(Figure record listings)
_____
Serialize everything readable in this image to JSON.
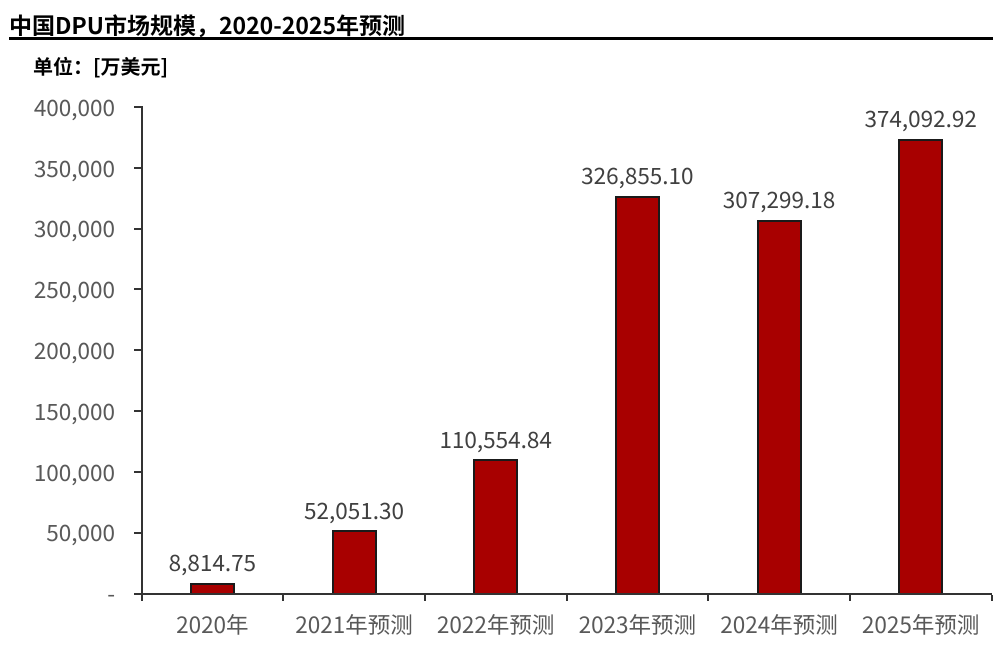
{
  "header": {
    "title": "中国DPU市场规模，2020-2025年预测",
    "unit_label": "单位：[万美元]"
  },
  "chart_data": {
    "type": "bar",
    "title": "中国DPU市场规模，2020-2025年预测",
    "xlabel": "",
    "ylabel": "单位：[万美元]",
    "categories": [
      "2020年",
      "2021年预测",
      "2022年预测",
      "2023年预测",
      "2024年预测",
      "2025年预测"
    ],
    "values": [
      8814.75,
      52051.3,
      110554.84,
      326855.1,
      307299.18,
      374092.92
    ],
    "data_labels": [
      "8,814.75",
      "52,051.30",
      "110,554.84",
      "326,855.10",
      "307,299.18",
      "374,092.92"
    ],
    "ylim": [
      0,
      400000
    ],
    "ytick_interval": 50000,
    "ytick_labels": [
      "-",
      "50,000",
      "100,000",
      "150,000",
      "200,000",
      "250,000",
      "300,000",
      "350,000",
      "400,000"
    ],
    "grid": false,
    "legend": false,
    "colors": {
      "bar_fill": "#a80000",
      "bar_border": "#1a1a1a",
      "axis_line": "#333333",
      "axis_tick_label": "#595959",
      "data_label": "#404040",
      "title_text": "#000000",
      "background": "#ffffff"
    }
  }
}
_____
# Exercise prompt
Print every record above exactly as written, leaving out the pictures.

# The output
Serialize everything readable in this image to JSON.
{
  "header": {
    "title": "中国DPU市场规模，2020-2025年预测",
    "unit_label": "单位：[万美元]"
  },
  "chart_data": {
    "type": "bar",
    "title": "中国DPU市场规模，2020-2025年预测",
    "xlabel": "",
    "ylabel": "单位：[万美元]",
    "categories": [
      "2020年",
      "2021年预测",
      "2022年预测",
      "2023年预测",
      "2024年预测",
      "2025年预测"
    ],
    "values": [
      8814.75,
      52051.3,
      110554.84,
      326855.1,
      307299.18,
      374092.92
    ],
    "data_labels": [
      "8,814.75",
      "52,051.30",
      "110,554.84",
      "326,855.10",
      "307,299.18",
      "374,092.92"
    ],
    "ylim": [
      0,
      400000
    ],
    "ytick_interval": 50000,
    "ytick_labels": [
      "-",
      "50,000",
      "100,000",
      "150,000",
      "200,000",
      "250,000",
      "300,000",
      "350,000",
      "400,000"
    ],
    "grid": false,
    "legend": false,
    "colors": {
      "bar_fill": "#a80000",
      "bar_border": "#1a1a1a",
      "axis_line": "#333333",
      "axis_tick_label": "#595959",
      "data_label": "#404040",
      "title_text": "#000000",
      "background": "#ffffff"
    }
  }
}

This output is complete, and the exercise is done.